▶ _Aim of the exercise_
From the listing below, return each line that includes "marzo".

(Extracts from a graphics dataset)
>> START

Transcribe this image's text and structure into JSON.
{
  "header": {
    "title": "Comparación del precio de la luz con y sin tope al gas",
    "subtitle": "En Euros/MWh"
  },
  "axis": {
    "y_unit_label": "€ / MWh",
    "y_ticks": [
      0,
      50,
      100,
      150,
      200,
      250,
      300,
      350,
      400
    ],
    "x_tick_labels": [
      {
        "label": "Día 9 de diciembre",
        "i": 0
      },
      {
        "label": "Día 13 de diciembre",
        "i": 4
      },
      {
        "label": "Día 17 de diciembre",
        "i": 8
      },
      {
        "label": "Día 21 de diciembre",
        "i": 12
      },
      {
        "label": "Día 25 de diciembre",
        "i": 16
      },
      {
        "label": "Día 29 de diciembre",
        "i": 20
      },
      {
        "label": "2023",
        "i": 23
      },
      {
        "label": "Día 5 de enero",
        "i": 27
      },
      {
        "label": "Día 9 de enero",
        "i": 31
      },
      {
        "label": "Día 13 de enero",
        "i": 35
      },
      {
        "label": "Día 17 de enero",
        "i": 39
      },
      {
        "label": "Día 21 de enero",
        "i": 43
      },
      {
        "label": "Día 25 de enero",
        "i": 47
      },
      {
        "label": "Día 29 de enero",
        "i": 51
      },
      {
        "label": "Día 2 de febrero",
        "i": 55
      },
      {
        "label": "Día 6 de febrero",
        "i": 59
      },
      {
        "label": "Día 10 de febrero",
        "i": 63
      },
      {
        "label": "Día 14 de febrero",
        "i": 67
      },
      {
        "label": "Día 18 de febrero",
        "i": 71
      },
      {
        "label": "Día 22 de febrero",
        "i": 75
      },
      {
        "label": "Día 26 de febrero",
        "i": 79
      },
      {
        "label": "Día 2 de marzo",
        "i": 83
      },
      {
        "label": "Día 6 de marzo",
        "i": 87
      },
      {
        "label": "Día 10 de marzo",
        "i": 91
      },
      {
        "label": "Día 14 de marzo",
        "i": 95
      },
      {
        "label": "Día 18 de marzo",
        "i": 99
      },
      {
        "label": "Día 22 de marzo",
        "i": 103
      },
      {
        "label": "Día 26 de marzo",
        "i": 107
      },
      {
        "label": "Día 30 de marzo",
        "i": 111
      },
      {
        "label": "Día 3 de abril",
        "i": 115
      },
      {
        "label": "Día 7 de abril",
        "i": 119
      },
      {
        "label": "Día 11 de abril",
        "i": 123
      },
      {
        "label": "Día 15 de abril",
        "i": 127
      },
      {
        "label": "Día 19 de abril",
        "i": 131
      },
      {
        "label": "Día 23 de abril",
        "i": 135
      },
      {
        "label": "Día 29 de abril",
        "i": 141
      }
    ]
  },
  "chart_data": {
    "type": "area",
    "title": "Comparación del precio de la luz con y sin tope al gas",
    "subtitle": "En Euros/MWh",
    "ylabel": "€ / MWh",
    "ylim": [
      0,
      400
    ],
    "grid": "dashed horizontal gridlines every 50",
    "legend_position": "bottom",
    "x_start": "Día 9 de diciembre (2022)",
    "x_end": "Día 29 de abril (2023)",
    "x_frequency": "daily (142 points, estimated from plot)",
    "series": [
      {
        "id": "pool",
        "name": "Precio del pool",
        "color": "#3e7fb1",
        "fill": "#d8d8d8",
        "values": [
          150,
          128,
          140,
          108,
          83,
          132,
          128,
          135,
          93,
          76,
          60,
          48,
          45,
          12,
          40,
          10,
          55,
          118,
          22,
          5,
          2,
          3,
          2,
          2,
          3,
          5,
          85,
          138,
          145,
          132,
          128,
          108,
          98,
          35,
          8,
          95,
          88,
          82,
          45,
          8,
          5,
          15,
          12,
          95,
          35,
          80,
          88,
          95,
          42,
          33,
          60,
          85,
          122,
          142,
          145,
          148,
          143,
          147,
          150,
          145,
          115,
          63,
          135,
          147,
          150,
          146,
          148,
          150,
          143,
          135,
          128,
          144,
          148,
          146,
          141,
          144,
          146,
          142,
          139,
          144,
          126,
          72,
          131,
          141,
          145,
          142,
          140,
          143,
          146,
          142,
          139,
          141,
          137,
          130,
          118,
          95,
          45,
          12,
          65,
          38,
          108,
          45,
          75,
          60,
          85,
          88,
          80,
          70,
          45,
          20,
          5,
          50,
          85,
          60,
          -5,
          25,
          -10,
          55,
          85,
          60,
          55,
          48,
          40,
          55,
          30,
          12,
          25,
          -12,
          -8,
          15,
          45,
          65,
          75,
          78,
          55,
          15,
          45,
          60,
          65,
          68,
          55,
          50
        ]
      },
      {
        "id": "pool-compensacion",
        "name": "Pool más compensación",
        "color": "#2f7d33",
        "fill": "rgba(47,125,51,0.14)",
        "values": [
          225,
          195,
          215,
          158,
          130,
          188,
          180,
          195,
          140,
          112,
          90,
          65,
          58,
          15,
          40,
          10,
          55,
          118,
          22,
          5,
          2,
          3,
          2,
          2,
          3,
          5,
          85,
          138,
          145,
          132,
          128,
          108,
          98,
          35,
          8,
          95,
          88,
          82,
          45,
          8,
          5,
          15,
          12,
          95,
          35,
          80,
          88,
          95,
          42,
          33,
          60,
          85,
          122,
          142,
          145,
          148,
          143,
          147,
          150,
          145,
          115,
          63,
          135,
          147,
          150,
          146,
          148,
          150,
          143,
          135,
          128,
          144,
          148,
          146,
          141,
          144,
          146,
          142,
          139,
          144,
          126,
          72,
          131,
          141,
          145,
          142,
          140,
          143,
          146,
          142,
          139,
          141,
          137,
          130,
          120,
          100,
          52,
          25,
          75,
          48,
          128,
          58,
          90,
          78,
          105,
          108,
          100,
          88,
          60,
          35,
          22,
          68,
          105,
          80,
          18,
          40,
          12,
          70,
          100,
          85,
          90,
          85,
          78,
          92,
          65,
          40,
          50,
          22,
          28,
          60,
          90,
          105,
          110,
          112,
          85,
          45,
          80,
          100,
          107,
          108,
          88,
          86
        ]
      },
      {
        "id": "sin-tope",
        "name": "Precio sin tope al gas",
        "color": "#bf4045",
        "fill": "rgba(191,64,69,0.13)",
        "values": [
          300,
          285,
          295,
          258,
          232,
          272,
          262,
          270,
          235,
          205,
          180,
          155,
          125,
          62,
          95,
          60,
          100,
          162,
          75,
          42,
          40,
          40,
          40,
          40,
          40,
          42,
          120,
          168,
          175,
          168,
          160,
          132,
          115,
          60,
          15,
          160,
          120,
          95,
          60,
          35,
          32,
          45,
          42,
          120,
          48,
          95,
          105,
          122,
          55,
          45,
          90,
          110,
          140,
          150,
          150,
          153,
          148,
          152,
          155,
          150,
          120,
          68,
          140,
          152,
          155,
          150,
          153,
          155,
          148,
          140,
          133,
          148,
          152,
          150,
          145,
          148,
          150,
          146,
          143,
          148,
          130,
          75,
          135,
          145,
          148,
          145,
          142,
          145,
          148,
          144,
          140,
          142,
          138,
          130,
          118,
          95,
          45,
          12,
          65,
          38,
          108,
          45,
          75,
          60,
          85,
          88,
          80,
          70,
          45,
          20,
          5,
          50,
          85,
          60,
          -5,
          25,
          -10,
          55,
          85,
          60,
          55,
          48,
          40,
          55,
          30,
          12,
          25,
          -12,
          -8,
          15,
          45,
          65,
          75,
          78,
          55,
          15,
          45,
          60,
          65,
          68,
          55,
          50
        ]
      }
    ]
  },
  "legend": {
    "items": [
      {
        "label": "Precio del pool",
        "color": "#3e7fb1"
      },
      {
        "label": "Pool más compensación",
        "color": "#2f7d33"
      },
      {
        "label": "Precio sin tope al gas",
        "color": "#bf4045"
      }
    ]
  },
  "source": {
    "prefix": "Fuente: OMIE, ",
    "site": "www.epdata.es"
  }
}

>> END

▶ _Answer to the problem_
        "label": "Día 2 de marzo",
        "label": "Día 6 de marzo",
        "label": "Día 10 de marzo",
        "label": "Día 14 de marzo",
        "label": "Día 18 de marzo",
        "label": "Día 22 de marzo",
        "label": "Día 26 de marzo",
        "label": "Día 30 de marzo",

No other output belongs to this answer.